Esta expresión se repite permanentemente en el Nuevo Testamento. Es el deseo de los apóstoles al escribir sus cartas para todos aquellos que las reciben, entre los cuales nos incluimos nosotros y aunque, aparentemente, como fórmula lingüística nos pueda resultar desfasada o anticuada, en momentos de dificultad como los que atravesamos a nivel global, pero también cada cual a nivel particular, estas palabras vienen cargadas de todo su sentido, aquel, justamente, con el que fueron escritas.
Es curioso cómo hay cuestiones que no mutan a lo largo de los años. Lo que nos rodea ha cambiado, las edades cambian y con ello el aparente avance de las personas. Nos parece que hemos avanzado lo suficiente, que somos gente civilizada, que hemos aprendido de nuestros errores a base de mirar hacia atrás para proyectarnos hacia delante… pero siguen aquejándonos los mismos males y talones de Aquiles que venimos arrastrando desde nuestra caída, allá en el Edén, hace tanto, tanto tiempo.
No hace falta pensar demasiado para toparnos una y otra vez con una de nuestras grandes asignaturas pendientes: la cuestión del autocontrol. Si algo ha acompañado al hombre a lo largo de los siglos han sido los problemas. Lo han sido de toda índole y pelaje, pero los que tienen que ver con lo interpersonal se llevan probablemente la palma por su recurrencia y nuestra obvia incapacidad para dejar por zanjados este tipo de asuntos. No se nos da nada bien, simplemente. Dicho de otra manera: no importa cuántos siglos pasen o cuántas lecciones nos traiga LA Historia o NUESTRA historia. Siempre volvemos a tropezar en esto, una y otra vez.
Nos cuesta parar, no dejar rienda suelta a nuestros impulsos, particularmente cuando sabemos o sentimos, simplemente, que alguien nos agrede, nos agravia, nos “ningunea”, se aprovecha de nosotros o es, sin ir más lejos, injusto y ya está. No hacen falta grandes ofensas, ni complicadas tramas para que nos sintamos humillados en ocasiones y que ello nos lleve a la tristeza, sí, pero en muchas, muchas veces, también al enfado, a la ira y al deseo de venganza, si no a ejecutarla de forma práctica.
• • •
▶ _Lista de tareas_:
A) En la reflexión sobre el autocontrol, ¿qué se menciona como una de nuestras grandes asignaturas pendientes?
B) Continúa la reflexión sobre el autocontrol a partir de su última oración.
• • •
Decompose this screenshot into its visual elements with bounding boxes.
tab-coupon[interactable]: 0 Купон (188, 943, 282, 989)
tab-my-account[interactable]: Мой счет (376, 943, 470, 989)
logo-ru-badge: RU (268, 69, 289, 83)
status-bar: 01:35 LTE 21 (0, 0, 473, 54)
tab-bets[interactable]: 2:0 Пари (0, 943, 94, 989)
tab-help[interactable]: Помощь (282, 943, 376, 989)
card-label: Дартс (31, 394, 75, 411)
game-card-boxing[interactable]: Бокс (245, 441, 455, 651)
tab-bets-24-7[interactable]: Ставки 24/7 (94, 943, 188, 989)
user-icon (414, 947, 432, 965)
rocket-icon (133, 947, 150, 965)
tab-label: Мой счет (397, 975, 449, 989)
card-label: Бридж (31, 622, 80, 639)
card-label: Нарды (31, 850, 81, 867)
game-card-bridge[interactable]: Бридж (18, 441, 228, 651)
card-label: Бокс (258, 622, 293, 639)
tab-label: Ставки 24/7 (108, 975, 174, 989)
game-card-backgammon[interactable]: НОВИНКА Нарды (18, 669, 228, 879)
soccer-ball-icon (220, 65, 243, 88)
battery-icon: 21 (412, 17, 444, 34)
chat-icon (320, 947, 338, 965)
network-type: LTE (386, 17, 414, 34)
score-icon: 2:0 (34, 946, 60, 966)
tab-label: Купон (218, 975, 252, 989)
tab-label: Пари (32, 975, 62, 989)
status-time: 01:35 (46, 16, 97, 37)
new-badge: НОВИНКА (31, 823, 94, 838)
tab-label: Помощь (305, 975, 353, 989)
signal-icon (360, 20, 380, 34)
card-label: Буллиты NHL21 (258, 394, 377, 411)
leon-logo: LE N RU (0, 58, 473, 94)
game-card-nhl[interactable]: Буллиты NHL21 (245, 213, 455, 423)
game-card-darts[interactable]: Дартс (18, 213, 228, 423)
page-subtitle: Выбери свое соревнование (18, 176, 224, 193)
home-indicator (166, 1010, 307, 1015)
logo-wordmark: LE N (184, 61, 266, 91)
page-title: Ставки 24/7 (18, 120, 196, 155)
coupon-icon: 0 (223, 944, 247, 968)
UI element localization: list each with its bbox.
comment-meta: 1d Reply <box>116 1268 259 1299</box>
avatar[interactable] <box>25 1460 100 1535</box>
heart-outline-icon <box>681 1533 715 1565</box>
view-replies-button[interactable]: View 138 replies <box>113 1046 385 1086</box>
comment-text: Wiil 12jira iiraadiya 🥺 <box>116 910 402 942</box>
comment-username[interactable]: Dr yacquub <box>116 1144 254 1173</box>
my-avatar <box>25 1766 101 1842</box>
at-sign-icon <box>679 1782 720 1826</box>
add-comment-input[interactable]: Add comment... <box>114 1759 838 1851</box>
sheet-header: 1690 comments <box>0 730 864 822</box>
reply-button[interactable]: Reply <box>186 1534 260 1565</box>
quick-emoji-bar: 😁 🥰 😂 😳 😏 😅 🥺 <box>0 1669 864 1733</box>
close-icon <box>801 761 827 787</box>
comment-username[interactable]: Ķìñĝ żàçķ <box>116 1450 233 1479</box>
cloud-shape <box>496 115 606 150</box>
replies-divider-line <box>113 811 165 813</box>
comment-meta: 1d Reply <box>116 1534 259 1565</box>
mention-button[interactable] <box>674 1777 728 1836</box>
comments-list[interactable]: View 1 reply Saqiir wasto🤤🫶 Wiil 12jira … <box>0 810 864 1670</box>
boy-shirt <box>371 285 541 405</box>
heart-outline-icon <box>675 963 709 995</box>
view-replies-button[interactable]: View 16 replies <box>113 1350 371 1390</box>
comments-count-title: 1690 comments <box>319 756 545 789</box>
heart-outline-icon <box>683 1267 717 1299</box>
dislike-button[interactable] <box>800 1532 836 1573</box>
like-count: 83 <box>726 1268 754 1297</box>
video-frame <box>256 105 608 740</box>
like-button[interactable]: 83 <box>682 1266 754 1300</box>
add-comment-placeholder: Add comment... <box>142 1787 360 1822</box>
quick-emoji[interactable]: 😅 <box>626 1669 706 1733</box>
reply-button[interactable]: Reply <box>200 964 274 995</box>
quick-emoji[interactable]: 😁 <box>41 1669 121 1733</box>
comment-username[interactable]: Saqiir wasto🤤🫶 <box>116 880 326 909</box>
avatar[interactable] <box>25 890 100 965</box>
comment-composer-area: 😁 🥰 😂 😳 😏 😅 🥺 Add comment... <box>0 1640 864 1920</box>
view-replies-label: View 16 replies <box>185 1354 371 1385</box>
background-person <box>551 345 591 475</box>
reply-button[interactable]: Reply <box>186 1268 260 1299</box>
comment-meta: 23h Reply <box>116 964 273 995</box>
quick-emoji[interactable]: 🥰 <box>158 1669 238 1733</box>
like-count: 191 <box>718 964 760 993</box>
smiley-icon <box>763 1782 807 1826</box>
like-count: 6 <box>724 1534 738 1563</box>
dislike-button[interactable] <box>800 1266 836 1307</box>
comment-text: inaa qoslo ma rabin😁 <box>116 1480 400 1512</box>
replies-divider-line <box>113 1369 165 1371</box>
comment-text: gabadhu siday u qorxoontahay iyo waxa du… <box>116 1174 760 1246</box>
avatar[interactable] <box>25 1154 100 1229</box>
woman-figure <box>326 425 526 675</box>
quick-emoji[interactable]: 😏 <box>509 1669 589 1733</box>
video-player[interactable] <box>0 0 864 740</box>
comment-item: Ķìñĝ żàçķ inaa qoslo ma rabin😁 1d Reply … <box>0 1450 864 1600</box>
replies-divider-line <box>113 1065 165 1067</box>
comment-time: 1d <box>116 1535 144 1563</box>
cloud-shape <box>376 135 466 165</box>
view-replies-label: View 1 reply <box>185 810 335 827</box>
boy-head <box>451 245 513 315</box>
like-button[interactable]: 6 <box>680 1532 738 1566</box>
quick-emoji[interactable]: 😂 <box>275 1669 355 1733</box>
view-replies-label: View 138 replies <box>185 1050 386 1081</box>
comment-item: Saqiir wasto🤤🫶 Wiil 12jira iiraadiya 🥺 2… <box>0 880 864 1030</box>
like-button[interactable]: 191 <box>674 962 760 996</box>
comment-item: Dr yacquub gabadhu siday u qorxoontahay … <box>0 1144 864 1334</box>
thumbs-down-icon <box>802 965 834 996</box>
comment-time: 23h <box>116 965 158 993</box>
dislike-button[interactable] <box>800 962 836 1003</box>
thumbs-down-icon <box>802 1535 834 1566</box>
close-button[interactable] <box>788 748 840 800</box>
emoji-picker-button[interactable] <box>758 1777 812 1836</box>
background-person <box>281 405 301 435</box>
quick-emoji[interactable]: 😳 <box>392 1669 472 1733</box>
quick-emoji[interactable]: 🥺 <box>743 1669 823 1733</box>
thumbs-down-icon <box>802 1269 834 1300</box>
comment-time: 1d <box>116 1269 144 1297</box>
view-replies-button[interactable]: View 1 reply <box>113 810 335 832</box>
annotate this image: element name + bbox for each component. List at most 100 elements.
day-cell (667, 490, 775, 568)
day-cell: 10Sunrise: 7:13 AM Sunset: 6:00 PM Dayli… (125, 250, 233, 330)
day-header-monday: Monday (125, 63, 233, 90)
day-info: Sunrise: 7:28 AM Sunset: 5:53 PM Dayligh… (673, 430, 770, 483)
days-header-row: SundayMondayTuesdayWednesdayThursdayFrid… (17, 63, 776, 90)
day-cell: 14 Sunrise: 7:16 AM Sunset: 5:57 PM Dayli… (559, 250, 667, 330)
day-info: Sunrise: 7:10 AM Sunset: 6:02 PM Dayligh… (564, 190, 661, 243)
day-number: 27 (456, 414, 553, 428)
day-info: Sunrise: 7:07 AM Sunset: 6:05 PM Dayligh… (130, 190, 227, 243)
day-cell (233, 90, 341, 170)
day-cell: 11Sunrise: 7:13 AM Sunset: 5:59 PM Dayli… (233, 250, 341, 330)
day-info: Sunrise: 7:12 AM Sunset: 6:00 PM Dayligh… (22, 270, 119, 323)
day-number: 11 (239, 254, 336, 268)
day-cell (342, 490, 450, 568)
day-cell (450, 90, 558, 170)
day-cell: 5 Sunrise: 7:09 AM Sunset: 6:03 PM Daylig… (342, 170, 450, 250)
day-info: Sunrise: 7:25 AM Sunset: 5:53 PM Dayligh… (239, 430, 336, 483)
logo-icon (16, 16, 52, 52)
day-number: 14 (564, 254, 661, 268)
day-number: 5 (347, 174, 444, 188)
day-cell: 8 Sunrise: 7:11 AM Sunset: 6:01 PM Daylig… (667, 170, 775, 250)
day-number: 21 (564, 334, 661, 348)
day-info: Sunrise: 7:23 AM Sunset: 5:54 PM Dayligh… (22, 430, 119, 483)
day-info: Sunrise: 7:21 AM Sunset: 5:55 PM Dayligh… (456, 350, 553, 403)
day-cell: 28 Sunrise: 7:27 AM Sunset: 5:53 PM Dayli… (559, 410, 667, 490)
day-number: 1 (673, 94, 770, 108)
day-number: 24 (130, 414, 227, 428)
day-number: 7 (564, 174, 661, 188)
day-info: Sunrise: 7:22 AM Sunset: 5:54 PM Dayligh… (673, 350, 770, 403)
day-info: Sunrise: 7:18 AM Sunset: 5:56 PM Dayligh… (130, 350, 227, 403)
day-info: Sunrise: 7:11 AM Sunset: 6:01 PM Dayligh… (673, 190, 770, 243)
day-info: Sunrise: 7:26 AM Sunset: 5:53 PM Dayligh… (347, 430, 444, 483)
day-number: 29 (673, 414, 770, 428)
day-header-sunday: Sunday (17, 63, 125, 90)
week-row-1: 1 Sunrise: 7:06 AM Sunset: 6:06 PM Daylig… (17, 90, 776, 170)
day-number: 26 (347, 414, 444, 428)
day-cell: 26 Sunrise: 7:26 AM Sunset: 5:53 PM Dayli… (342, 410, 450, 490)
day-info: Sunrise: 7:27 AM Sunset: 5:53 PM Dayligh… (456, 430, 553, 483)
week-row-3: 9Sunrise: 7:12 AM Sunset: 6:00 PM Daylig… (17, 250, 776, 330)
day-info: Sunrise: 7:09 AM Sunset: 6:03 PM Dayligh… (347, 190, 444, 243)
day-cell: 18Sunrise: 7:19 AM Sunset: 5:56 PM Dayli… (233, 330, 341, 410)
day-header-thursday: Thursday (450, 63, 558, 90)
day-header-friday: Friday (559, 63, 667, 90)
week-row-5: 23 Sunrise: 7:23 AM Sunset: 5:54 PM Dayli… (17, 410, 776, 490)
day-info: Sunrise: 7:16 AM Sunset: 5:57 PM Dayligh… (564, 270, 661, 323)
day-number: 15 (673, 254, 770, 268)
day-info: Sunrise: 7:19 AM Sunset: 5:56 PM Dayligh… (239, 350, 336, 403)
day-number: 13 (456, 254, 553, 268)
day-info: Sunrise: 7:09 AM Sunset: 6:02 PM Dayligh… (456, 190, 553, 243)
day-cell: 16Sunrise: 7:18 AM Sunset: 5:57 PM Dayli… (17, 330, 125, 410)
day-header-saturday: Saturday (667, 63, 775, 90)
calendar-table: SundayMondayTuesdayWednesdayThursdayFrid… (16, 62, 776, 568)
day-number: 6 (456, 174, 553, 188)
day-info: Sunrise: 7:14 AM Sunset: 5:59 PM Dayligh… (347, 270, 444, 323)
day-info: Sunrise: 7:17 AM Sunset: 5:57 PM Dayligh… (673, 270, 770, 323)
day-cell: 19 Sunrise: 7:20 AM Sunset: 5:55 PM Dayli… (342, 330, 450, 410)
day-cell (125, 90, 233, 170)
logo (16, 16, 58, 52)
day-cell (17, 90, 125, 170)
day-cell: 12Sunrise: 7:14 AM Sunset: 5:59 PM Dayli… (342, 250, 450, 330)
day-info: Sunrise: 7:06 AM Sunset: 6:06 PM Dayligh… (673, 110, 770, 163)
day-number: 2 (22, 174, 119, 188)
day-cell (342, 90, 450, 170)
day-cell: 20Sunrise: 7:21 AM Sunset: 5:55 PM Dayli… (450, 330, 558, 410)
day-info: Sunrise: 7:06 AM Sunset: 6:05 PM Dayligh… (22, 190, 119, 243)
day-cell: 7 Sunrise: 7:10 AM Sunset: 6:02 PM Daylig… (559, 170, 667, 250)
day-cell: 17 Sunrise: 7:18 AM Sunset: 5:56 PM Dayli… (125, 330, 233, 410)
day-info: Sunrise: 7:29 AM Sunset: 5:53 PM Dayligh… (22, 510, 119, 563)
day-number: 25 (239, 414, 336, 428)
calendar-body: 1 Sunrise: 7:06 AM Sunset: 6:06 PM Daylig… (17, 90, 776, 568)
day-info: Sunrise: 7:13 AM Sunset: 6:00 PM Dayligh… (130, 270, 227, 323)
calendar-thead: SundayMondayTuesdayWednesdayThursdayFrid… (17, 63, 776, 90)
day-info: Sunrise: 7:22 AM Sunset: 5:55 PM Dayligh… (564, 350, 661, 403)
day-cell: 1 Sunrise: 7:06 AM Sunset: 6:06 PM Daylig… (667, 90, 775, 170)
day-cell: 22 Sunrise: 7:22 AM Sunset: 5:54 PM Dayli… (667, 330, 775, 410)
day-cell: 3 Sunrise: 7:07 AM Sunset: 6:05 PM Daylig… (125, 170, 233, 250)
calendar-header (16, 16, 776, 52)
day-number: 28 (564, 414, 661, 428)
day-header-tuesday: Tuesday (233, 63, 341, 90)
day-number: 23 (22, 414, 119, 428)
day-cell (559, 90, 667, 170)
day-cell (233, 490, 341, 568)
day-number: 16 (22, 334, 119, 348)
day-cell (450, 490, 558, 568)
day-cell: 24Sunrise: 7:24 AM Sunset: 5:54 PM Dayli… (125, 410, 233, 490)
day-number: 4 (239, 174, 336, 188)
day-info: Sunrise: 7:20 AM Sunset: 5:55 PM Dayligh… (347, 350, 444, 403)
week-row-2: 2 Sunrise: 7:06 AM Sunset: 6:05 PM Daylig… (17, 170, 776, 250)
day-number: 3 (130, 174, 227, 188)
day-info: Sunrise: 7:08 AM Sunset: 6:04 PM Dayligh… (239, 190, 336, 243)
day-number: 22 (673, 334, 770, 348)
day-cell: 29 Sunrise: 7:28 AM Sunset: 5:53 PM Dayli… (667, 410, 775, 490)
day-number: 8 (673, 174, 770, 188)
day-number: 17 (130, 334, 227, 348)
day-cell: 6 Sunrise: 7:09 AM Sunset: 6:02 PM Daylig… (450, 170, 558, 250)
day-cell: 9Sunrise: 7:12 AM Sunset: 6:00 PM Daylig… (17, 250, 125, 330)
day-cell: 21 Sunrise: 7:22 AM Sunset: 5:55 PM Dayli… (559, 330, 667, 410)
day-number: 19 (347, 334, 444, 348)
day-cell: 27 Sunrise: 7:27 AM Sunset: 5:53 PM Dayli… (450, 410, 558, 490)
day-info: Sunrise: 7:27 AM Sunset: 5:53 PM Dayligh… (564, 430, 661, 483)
• • •
▶ _Resultados_:
A) La cuestión del autocontrol.

B)
Y es ahí donde más nos cuesta que, de forma natural, surja en nosotros la idea de responder con gracia y paz. Es más, nos causa hasta risa, incluso, (aunque en algunos lo que se produce es una reacción mayor de ofensa y deseo de “poner las cosas en su justo lugar”) pensar que ante la situación que tengamos delante, cualquiera que ésta sea, y las hay de mucha envergadura, haya que responder mansamente en vez de como nos pediría el cuerpo.
Nuestras reacciones naturales quedan, a todas luces, bien lejos de la idea que pretende transmitirse desde ese “Gracia y paz”. Lo que a nosotros nos “sale” es más bien todo lo relacionado con la venganza, la cerrazón para arreglar las cosas, el deseo de justicia que, a ser posible, no sólo repare nuestra causa sino, ¿por qué no pedir?, que le dé una buena lección al otro. Es, sin embargo, otra forma de decir lo mismo. Ya sabemos que nuestra tendencia es a buscar la fórmula más políticamente correcta, aunque la venganza siga siendo venganza, aquí y en Roma, desde siempre y para siempre. Y que sea una tarea que, dicho sea de paso, no nos corresponde, aunque nos apetezca sobremanera en muchos momentos de nuestra vida, particularmente cuando sentimos que la razón nos asiste.
Nuestro corazón, en definitiva, no ha cambiado. Por eso nuestras reacciones siguen sin variar. No es una cuestión de aprender o no. Es más bien que nosotros somos lo que somos y como somos y, mientras esto sea así, nuestras reacciones seguirán siendo, previsiblemente, las que hasta ahora hemos tenido y manifestado, ni más ni menos.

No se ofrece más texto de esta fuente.